Your task: What follows are records. Restate all of them word for word.

Listed entries:
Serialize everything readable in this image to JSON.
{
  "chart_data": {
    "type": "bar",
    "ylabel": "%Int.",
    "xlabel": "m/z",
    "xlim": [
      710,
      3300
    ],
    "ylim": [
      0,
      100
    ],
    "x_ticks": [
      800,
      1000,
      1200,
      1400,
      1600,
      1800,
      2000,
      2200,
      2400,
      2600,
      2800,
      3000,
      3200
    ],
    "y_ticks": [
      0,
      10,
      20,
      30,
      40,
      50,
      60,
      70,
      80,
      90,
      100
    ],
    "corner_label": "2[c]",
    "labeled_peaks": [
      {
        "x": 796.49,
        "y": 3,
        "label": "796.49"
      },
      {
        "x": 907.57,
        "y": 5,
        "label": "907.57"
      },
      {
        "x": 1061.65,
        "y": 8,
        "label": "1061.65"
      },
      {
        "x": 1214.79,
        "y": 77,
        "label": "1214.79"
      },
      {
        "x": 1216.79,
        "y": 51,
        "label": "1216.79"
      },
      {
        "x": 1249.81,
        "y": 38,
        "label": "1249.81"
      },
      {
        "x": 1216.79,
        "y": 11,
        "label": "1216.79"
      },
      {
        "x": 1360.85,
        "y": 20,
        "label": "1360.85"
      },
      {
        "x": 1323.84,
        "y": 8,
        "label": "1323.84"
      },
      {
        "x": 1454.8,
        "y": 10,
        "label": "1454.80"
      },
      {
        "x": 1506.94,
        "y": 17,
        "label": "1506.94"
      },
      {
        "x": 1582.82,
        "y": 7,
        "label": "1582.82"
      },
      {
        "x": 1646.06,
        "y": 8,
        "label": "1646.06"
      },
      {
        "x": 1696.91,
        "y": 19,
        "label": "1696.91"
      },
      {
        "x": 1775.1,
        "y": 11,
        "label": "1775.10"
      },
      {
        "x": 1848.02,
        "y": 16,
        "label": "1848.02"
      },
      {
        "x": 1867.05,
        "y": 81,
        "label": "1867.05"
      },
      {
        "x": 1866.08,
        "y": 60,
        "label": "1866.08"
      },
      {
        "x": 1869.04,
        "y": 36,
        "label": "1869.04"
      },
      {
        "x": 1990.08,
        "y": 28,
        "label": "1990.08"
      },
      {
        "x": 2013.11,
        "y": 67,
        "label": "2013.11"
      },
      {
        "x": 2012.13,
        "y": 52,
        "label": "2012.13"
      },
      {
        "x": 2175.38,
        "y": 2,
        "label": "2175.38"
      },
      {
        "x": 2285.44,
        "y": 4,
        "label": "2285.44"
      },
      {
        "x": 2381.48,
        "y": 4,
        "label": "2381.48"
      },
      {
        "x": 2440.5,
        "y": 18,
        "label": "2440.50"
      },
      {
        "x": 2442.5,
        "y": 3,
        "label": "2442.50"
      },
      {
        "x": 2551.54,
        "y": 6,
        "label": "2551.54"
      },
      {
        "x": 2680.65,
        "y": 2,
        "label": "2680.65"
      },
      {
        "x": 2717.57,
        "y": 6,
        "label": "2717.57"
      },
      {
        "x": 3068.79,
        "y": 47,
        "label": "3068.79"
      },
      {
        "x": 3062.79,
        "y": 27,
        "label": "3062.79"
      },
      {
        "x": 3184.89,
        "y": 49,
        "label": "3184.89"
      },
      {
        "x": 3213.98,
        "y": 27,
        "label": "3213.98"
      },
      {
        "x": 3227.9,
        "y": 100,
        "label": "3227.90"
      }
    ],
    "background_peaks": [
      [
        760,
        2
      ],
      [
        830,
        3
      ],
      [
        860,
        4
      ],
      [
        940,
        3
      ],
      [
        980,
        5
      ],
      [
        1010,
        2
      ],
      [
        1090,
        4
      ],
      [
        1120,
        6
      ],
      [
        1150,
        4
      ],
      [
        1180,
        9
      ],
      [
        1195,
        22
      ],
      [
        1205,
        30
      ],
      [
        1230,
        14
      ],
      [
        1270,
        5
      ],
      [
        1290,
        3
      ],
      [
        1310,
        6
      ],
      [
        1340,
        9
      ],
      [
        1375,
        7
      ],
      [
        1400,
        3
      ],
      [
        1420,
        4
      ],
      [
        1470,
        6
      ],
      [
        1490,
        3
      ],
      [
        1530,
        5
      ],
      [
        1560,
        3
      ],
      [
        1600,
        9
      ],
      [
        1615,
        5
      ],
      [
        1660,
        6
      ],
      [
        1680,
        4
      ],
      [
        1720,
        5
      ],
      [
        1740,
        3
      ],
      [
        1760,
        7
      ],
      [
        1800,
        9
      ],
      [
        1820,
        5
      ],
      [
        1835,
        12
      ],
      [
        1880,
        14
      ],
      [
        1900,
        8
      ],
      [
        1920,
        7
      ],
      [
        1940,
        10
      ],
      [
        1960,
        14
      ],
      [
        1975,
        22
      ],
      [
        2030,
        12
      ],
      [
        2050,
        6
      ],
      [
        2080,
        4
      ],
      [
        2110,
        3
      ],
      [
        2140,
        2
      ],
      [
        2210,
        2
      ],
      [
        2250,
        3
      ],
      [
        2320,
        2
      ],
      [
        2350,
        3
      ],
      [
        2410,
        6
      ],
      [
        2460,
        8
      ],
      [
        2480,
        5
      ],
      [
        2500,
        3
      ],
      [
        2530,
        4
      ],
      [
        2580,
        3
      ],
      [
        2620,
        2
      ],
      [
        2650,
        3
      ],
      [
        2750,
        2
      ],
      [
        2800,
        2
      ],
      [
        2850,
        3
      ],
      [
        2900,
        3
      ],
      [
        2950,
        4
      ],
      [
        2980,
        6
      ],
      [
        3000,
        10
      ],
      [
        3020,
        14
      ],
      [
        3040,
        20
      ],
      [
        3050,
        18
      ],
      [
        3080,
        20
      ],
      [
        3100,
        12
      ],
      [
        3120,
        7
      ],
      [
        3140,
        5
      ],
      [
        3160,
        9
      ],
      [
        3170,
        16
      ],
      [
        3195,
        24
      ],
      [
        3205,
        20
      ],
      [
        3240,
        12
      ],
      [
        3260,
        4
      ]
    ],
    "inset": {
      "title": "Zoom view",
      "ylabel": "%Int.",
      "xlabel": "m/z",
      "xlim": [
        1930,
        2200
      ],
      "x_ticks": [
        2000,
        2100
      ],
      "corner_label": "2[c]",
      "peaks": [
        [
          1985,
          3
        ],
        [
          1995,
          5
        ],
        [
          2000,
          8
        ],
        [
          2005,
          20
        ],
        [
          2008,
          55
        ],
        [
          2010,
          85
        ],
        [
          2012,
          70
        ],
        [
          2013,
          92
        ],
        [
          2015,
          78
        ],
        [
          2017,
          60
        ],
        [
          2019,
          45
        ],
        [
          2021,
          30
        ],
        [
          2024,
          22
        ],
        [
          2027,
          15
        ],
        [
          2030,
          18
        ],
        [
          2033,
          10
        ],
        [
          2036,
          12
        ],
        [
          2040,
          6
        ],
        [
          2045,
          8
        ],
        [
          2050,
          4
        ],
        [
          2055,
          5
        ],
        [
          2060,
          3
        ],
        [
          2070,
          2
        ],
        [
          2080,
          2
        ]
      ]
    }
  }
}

Finished answer:
Serialize everything readable in this image to JSON.
{
  "chart_data": {
    "type": "bar",
    "ylabel": "%Int.",
    "xlabel": "m/z",
    "xlim": [
      710,
      3300
    ],
    "ylim": [
      0,
      100
    ],
    "x_ticks": [
      800,
      1000,
      1200,
      1400,
      1600,
      1800,
      2000,
      2200,
      2400,
      2600,
      2800,
      3000,
      3200
    ],
    "y_ticks": [
      0,
      10,
      20,
      30,
      40,
      50,
      60,
      70,
      80,
      90,
      100
    ],
    "corner_label": "2[c]",
    "labeled_peaks": [
      {
        "x": 796.49,
        "y": 3,
        "label": "796.49"
      },
      {
        "x": 907.57,
        "y": 5,
        "label": "907.57"
      },
      {
        "x": 1061.65,
        "y": 8,
        "label": "1061.65"
      },
      {
        "x": 1214.79,
        "y": 77,
        "label": "1214.79"
      },
      {
        "x": 1216.79,
        "y": 51,
        "label": "1216.79"
      },
      {
        "x": 1249.81,
        "y": 38,
        "label": "1249.81"
      },
      {
        "x": 1216.79,
        "y": 11,
        "label": "1216.79"
      },
      {
        "x": 1360.85,
        "y": 20,
        "label": "1360.85"
      },
      {
        "x": 1323.84,
        "y": 8,
        "label": "1323.84"
      },
      {
        "x": 1454.8,
        "y": 10,
        "label": "1454.80"
      },
      {
        "x": 1506.94,
        "y": 17,
        "label": "1506.94"
      },
      {
        "x": 1582.82,
        "y": 7,
        "label": "1582.82"
      },
      {
        "x": 1646.06,
        "y": 8,
        "label": "1646.06"
      },
      {
        "x": 1696.91,
        "y": 19,
        "label": "1696.91"
      },
      {
        "x": 1775.1,
        "y": 11,
        "label": "1775.10"
      },
      {
        "x": 1848.02,
        "y": 16,
        "label": "1848.02"
      },
      {
        "x": 1867.05,
        "y": 81,
        "label": "1867.05"
      },
      {
        "x": 1866.08,
        "y": 60,
        "label": "1866.08"
      },
      {
        "x": 1869.04,
        "y": 36,
        "label": "1869.04"
      },
      {
        "x": 1990.08,
        "y": 28,
        "label": "1990.08"
      },
      {
        "x": 2013.11,
        "y": 67,
        "label": "2013.11"
      },
      {
        "x": 2012.13,
        "y": 52,
        "label": "2012.13"
      },
      {
        "x": 2175.38,
        "y": 2,
        "label": "2175.38"
      },
      {
        "x": 2285.44,
        "y": 4,
        "label": "2285.44"
      },
      {
        "x": 2381.48,
        "y": 4,
        "label": "2381.48"
      },
      {
        "x": 2440.5,
        "y": 18,
        "label": "2440.50"
      },
      {
        "x": 2442.5,
        "y": 3,
        "label": "2442.50"
      },
      {
        "x": 2551.54,
        "y": 6,
        "label": "2551.54"
      },
      {
        "x": 2680.65,
        "y": 2,
        "label": "2680.65"
      },
      {
        "x": 2717.57,
        "y": 6,
        "label": "2717.57"
      },
      {
        "x": 3068.79,
        "y": 47,
        "label": "3068.79"
      },
      {
        "x": 3062.79,
        "y": 27,
        "label": "3062.79"
      },
      {
        "x": 3184.89,
        "y": 49,
        "label": "3184.89"
      },
      {
        "x": 3213.98,
        "y": 27,
        "label": "3213.98"
      },
      {
        "x": 3227.9,
        "y": 100,
        "label": "3227.90"
      }
    ],
    "background_peaks": [
      [
        760,
        2
      ],
      [
        830,
        3
      ],
      [
        860,
        4
      ],
      [
        940,
        3
      ],
      [
        980,
        5
      ],
      [
        1010,
        2
      ],
      [
        1090,
        4
      ],
      [
        1120,
        6
      ],
      [
        1150,
        4
      ],
      [
        1180,
        9
      ],
      [
        1195,
        22
      ],
      [
        1205,
        30
      ],
      [
        1230,
        14
      ],
      [
        1270,
        5
      ],
      [
        1290,
        3
      ],
      [
        1310,
        6
      ],
      [
        1340,
        9
      ],
      [
        1375,
        7
      ],
      [
        1400,
        3
      ],
      [
        1420,
        4
      ],
      [
        1470,
        6
      ],
      [
        1490,
        3
      ],
      [
        1530,
        5
      ],
      [
        1560,
        3
      ],
      [
        1600,
        9
      ],
      [
        1615,
        5
      ],
      [
        1660,
        6
      ],
      [
        1680,
        4
      ],
      [
        1720,
        5
      ],
      [
        1740,
        3
      ],
      [
        1760,
        7
      ],
      [
        1800,
        9
      ],
      [
        1820,
        5
      ],
      [
        1835,
        12
      ],
      [
        1880,
        14
      ],
      [
        1900,
        8
      ],
      [
        1920,
        7
      ],
      [
        1940,
        10
      ],
      [
        1960,
        14
      ],
      [
        1975,
        22
      ],
      [
        2030,
        12
      ],
      [
        2050,
        6
      ],
      [
        2080,
        4
      ],
      [
        2110,
        3
      ],
      [
        2140,
        2
      ],
      [
        2210,
        2
      ],
      [
        2250,
        3
      ],
      [
        2320,
        2
      ],
      [
        2350,
        3
      ],
      [
        2410,
        6
      ],
      [
        2460,
        8
      ],
      [
        2480,
        5
      ],
      [
        2500,
        3
      ],
      [
        2530,
        4
      ],
      [
        2580,
        3
      ],
      [
        2620,
        2
      ],
      [
        2650,
        3
      ],
      [
        2750,
        2
      ],
      [
        2800,
        2
      ],
      [
        2850,
        3
      ],
      [
        2900,
        3
      ],
      [
        2950,
        4
      ],
      [
        2980,
        6
      ],
      [
        3000,
        10
      ],
      [
        3020,
        14
      ],
      [
        3040,
        20
      ],
      [
        3050,
        18
      ],
      [
        3080,
        20
      ],
      [
        3100,
        12
      ],
      [
        3120,
        7
      ],
      [
        3140,
        5
      ],
      [
        3160,
        9
      ],
      [
        3170,
        16
      ],
      [
        3195,
        24
      ],
      [
        3205,
        20
      ],
      [
        3240,
        12
      ],
      [
        3260,
        4
      ]
    ],
    "inset": {
      "title": "Zoom view",
      "ylabel": "%Int.",
      "xlabel": "m/z",
      "xlim": [
        1930,
        2200
      ],
      "x_ticks": [
        2000,
        2100
      ],
      "corner_label": "2[c]",
      "peaks": [
        [
          1985,
          3
        ],
        [
          1995,
          5
        ],
        [
          2000,
          8
        ],
        [
          2005,
          20
        ],
        [
          2008,
          55
        ],
        [
          2010,
          85
        ],
        [
          2012,
          70
        ],
        [
          2013,
          92
        ],
        [
          2015,
          78
        ],
        [
          2017,
          60
        ],
        [
          2019,
          45
        ],
        [
          2021,
          30
        ],
        [
          2024,
          22
        ],
        [
          2027,
          15
        ],
        [
          2030,
          18
        ],
        [
          2033,
          10
        ],
        [
          2036,
          12
        ],
        [
          2040,
          6
        ],
        [
          2045,
          8
        ],
        [
          2050,
          4
        ],
        [
          2055,
          5
        ],
        [
          2060,
          3
        ],
        [
          2070,
          2
        ],
        [
          2080,
          2
        ]
      ]
    }
  }
}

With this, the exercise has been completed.